** Items listed in a dataset **

+ + +

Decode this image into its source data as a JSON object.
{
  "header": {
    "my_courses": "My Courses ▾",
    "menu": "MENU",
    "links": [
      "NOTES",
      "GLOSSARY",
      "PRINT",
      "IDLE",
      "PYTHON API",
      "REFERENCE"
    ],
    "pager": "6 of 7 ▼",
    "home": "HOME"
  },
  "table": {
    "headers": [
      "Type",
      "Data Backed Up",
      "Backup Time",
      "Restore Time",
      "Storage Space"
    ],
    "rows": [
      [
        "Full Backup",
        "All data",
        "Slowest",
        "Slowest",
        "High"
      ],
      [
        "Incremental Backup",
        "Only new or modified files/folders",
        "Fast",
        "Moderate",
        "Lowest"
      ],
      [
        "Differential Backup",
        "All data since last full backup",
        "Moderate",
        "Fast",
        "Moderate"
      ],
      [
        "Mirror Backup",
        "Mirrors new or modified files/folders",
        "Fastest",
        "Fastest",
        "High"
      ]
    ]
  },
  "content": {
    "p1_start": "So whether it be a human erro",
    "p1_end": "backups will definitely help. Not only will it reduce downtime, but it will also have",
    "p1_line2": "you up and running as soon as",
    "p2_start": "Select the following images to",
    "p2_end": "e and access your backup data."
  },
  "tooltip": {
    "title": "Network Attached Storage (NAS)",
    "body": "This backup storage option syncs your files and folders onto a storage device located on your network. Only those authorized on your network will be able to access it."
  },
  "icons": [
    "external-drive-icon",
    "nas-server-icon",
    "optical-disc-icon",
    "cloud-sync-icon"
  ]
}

+ + +

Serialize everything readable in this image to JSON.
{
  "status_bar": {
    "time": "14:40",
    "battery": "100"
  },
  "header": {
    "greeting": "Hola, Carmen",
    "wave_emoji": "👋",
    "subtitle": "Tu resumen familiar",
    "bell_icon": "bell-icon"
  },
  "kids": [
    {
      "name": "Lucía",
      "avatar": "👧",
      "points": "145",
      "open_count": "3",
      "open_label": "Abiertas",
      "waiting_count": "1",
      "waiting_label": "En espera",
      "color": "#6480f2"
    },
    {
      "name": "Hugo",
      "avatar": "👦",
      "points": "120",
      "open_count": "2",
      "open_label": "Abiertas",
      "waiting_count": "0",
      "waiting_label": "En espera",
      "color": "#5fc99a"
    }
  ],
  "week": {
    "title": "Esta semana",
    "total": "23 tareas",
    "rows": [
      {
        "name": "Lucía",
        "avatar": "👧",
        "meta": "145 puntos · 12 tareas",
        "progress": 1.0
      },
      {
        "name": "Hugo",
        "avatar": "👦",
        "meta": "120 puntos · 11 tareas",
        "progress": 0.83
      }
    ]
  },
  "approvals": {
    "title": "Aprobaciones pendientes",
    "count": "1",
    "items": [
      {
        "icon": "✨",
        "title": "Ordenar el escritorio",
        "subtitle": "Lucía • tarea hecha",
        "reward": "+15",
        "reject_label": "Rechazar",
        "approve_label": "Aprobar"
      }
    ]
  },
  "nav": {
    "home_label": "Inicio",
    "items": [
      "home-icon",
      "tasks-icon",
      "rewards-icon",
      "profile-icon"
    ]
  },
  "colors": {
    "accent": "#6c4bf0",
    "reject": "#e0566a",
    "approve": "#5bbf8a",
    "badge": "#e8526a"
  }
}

+ + +

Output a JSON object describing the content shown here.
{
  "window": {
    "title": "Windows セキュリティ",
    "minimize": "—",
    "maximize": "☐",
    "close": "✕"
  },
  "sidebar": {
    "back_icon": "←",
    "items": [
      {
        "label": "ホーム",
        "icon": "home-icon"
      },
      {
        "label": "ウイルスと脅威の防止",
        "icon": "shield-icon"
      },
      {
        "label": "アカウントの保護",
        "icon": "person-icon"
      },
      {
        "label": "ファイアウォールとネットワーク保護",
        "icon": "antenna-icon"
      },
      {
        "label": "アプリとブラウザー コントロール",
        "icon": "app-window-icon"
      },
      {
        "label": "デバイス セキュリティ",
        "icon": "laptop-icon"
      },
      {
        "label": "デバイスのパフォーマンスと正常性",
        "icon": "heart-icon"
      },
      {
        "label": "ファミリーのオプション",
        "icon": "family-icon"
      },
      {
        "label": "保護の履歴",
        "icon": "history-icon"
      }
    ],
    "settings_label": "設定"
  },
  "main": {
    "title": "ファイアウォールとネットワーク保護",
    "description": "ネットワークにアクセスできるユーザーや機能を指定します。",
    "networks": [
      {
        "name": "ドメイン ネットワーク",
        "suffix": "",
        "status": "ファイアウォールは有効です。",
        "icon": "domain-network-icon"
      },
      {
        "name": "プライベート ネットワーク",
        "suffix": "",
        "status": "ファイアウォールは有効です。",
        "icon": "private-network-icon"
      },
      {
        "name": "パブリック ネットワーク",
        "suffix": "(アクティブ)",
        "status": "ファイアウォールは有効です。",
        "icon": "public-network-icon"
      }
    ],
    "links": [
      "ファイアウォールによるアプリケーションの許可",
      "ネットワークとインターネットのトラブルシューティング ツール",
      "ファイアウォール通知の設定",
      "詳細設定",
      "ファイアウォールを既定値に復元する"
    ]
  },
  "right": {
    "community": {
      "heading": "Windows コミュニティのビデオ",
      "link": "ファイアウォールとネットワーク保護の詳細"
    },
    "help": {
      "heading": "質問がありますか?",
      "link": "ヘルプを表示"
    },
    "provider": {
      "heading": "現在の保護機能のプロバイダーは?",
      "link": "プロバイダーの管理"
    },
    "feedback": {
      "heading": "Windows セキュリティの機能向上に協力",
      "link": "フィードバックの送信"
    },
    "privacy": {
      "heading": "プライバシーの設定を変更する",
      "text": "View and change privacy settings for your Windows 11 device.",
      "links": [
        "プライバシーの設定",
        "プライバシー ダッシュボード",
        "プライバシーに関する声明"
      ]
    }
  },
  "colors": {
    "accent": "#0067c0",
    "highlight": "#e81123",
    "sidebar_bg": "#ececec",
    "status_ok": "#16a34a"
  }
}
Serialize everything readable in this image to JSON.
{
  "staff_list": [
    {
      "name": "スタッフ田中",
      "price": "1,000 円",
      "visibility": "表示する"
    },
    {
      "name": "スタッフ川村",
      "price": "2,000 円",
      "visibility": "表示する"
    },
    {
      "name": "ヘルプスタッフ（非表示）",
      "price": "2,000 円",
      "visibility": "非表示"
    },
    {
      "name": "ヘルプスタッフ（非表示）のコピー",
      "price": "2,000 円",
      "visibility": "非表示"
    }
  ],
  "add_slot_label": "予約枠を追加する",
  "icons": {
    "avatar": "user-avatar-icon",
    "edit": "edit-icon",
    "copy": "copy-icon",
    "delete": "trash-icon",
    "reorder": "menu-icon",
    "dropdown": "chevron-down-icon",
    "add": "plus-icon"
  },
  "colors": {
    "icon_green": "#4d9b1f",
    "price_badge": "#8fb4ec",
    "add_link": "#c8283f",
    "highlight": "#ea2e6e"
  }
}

+ + +

** DIRECTIONS **
Write down every line of the data above that includes the string "modified".

** IN RESPONSE **
        "Only new or modified files/folders",
        "Mirrors new or modified files/folders",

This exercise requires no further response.